Entries from a dataset:

------------------------

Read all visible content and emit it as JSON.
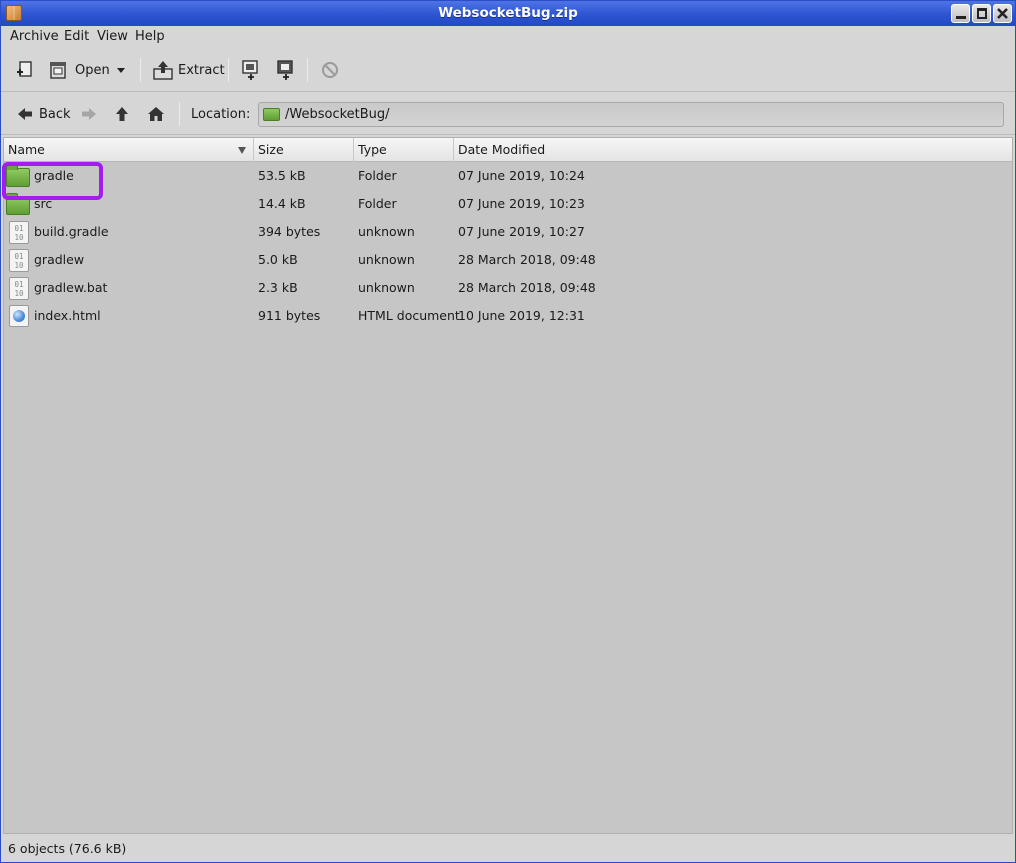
{
  "window": {
    "title": "WebsocketBug.zip"
  },
  "menubar": {
    "items": [
      "Archive",
      "Edit",
      "View",
      "Help"
    ]
  },
  "toolbar": {
    "open_label": "Open",
    "extract_label": "Extract"
  },
  "navigation": {
    "back_label": "Back",
    "location_label": "Location:",
    "location_value": "/WebsocketBug/"
  },
  "columns": {
    "name": "Name",
    "size": "Size",
    "type": "Type",
    "date": "Date Modified"
  },
  "files": [
    {
      "name": "gradle",
      "size": "53.5 kB",
      "type": "Folder",
      "date": "07 June 2019, 10:24",
      "icon": "folder-icon"
    },
    {
      "name": "src",
      "size": "14.4 kB",
      "type": "Folder",
      "date": "07 June 2019, 10:23",
      "icon": "folder-icon"
    },
    {
      "name": "build.gradle",
      "size": "394 bytes",
      "type": "unknown",
      "date": "07 June 2019, 10:27",
      "icon": "binary-file-icon"
    },
    {
      "name": "gradlew",
      "size": "5.0 kB",
      "type": "unknown",
      "date": "28 March 2018, 09:48",
      "icon": "binary-file-icon"
    },
    {
      "name": "gradlew.bat",
      "size": "2.3 kB",
      "type": "unknown",
      "date": "28 March 2018, 09:48",
      "icon": "binary-file-icon"
    },
    {
      "name": "index.html",
      "size": "911 bytes",
      "type": "HTML document",
      "date": "10 June 2019, 12:31",
      "icon": "html-file-icon"
    }
  ],
  "binary_icon_text": [
    "01",
    "10"
  ],
  "status": {
    "text": "6 objects (76.6 kB)"
  },
  "colors": {
    "titlebar": "#2d55d2",
    "highlight": "#a21cf0",
    "list_bg": "#c6c6c6"
  }
}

------------------------

REQUIRED WORK: Reproduce the listing word for word and omit its pictures.

WRITTEN RESPONSE:
Read all visible content and emit it as JSON.
{
  "window": {
    "title": "WebsocketBug.zip"
  },
  "menubar": {
    "items": [
      "Archive",
      "Edit",
      "View",
      "Help"
    ]
  },
  "toolbar": {
    "open_label": "Open",
    "extract_label": "Extract"
  },
  "navigation": {
    "back_label": "Back",
    "location_label": "Location:",
    "location_value": "/WebsocketBug/"
  },
  "columns": {
    "name": "Name",
    "size": "Size",
    "type": "Type",
    "date": "Date Modified"
  },
  "files": [
    {
      "name": "gradle",
      "size": "53.5 kB",
      "type": "Folder",
      "date": "07 June 2019, 10:24",
      "icon": "folder-icon"
    },
    {
      "name": "src",
      "size": "14.4 kB",
      "type": "Folder",
      "date": "07 June 2019, 10:23",
      "icon": "folder-icon"
    },
    {
      "name": "build.gradle",
      "size": "394 bytes",
      "type": "unknown",
      "date": "07 June 2019, 10:27",
      "icon": "binary-file-icon"
    },
    {
      "name": "gradlew",
      "size": "5.0 kB",
      "type": "unknown",
      "date": "28 March 2018, 09:48",
      "icon": "binary-file-icon"
    },
    {
      "name": "gradlew.bat",
      "size": "2.3 kB",
      "type": "unknown",
      "date": "28 March 2018, 09:48",
      "icon": "binary-file-icon"
    },
    {
      "name": "index.html",
      "size": "911 bytes",
      "type": "HTML document",
      "date": "10 June 2019, 12:31",
      "icon": "html-file-icon"
    }
  ],
  "binary_icon_text": [
    "01",
    "10"
  ],
  "status": {
    "text": "6 objects (76.6 kB)"
  },
  "colors": {
    "titlebar": "#2d55d2",
    "highlight": "#a21cf0",
    "list_bg": "#c6c6c6"
  }
}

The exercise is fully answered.